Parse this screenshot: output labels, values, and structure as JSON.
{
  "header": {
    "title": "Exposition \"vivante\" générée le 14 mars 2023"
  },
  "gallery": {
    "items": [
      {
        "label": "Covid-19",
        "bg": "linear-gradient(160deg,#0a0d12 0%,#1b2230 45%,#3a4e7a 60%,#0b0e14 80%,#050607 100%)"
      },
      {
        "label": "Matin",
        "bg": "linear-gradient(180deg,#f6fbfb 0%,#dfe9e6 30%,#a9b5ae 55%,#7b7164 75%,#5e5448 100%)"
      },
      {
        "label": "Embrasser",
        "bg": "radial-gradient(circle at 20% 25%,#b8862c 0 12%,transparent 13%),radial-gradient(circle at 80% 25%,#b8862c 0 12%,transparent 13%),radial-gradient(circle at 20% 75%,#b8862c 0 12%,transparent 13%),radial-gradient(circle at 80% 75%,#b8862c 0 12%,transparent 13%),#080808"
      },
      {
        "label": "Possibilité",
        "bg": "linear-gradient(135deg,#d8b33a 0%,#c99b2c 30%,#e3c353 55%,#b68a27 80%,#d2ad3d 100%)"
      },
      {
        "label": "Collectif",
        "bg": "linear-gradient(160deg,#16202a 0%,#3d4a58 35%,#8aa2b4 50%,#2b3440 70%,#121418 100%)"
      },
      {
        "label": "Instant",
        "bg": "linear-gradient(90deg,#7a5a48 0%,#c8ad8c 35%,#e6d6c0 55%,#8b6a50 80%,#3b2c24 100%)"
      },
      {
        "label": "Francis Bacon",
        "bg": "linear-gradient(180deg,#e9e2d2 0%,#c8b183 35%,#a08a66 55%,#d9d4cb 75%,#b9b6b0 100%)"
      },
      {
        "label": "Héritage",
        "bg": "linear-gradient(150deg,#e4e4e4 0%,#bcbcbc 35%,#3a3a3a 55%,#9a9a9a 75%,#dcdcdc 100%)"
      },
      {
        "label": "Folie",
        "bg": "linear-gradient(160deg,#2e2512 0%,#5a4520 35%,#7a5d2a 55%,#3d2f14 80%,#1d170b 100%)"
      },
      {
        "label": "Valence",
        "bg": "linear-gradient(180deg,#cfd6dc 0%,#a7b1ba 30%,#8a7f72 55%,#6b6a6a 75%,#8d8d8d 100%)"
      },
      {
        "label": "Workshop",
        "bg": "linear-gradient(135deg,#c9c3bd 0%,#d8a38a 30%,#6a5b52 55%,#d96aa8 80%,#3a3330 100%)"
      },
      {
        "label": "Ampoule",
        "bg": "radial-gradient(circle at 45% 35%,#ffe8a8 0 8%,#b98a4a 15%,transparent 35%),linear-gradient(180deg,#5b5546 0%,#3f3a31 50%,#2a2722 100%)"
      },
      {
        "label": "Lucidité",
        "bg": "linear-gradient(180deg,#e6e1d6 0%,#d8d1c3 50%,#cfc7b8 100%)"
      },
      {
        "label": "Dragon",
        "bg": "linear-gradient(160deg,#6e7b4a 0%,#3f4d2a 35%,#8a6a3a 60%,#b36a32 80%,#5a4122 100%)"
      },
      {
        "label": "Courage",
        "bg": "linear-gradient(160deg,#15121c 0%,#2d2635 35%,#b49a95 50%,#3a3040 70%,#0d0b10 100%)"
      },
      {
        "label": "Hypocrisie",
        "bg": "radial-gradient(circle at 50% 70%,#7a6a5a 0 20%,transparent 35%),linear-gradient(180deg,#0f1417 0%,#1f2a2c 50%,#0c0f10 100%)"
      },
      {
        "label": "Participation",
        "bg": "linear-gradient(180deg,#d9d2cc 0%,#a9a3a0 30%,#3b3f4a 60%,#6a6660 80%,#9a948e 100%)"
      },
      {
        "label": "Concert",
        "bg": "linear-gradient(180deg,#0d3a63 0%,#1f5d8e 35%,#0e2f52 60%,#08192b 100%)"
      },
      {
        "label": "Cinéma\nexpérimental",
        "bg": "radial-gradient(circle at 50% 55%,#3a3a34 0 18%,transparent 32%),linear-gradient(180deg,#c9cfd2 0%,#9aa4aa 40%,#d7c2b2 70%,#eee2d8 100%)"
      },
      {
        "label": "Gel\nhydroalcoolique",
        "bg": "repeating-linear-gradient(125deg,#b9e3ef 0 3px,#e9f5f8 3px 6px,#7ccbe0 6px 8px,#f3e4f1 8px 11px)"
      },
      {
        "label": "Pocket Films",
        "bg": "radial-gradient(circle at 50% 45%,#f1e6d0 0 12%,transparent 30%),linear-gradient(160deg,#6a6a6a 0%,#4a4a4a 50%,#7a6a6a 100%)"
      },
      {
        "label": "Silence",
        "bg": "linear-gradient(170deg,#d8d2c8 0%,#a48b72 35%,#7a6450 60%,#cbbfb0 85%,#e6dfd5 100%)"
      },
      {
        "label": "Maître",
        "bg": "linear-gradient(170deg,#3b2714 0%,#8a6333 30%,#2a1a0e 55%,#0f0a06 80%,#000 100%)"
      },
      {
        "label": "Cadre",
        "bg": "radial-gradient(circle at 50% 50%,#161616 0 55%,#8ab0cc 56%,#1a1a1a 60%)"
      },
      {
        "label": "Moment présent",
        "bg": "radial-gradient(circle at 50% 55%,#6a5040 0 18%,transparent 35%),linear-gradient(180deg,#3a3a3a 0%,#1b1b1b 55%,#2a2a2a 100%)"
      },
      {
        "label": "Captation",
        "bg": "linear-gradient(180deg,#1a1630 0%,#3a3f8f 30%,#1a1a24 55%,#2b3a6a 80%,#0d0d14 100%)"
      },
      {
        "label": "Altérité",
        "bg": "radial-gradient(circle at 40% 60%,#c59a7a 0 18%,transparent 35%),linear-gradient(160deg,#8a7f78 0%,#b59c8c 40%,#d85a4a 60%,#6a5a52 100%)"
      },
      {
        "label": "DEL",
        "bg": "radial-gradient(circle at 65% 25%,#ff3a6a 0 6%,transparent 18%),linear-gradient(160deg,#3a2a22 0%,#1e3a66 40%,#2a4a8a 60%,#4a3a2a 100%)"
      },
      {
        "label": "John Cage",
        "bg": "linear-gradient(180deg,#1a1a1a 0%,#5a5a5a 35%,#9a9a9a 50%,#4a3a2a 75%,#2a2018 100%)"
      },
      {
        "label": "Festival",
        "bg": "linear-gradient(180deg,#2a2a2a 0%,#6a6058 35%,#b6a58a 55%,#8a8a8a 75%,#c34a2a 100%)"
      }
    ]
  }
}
______________________________
• WHAT TO DO
Using the records given above, list every line that includes the word "circle".

• SOLUTION TO THE EXERCISE
        "bg": "radial-gradient(circle at 20% 25%,#b8862c 0 12%,transparent 13%),radial-gradient(circle at 80% 25%,#b8862c 0 12%,transparent 13%),radial-gradient(circle at 20% 75%,#b8862c 0 12%,transparent 13%),radial-gradient(circle at 80% 75%,#b8862c 0 12%,transparent 13%),#080808"
        "bg": "radial-gradient(circle at 45% 35%,#ffe8a8 0 8%,#b98a4a 15%,transparent 35%),linear-gradient(180deg,#5b5546 0%,#3f3a31 50%,#2a2722 100%)"
        "bg": "radial-gradient(circle at 50% 70%,#7a6a5a 0 20%,transparent 35%),linear-gradient(180deg,#0f1417 0%,#1f2a2c 50%,#0c0f10 100%)"
        "bg": "radial-gradient(circle at 50% 55%,#3a3a34 0 18%,transparent 32%),linear-gradient(180deg,#c9cfd2 0%,#9aa4aa 40%,#d7c2b2 70%,#eee2d8 100%)"
        "bg": "radial-gradient(circle at 50% 45%,#f1e6d0 0 12%,transparent 30%),linear-gradient(160deg,#6a6a6a 0%,#4a4a4a 50%,#7a6a6a 100%)"
        "bg": "radial-gradient(circle at 50% 50%,#161616 0 55%,#8ab0cc 56%,#1a1a1a 60%)"
        "bg": "radial-gradient(circle at 50% 55%,#6a5040 0 18%,transparent 35%),linear-gradient(180deg,#3a3a3a 0%,#1b1b1b 55%,#2a2a2a 100%)"
        "bg": "radial-gradient(circle at 40% 60%,#c59a7a 0 18%,transparent 35%),linear-gradient(160deg,#8a7f78 0%,#b59c8c 40%,#d85a4a 60%,#6a5a52 100%)"
        "bg": "radial-gradient(circle at 65% 25%,#ff3a6a 0 6%,transparent 18%),linear-gradient(160deg,#3a2a22 0%,#1e3a66 40%,#2a4a8a 60%,#4a3a2a 100%)"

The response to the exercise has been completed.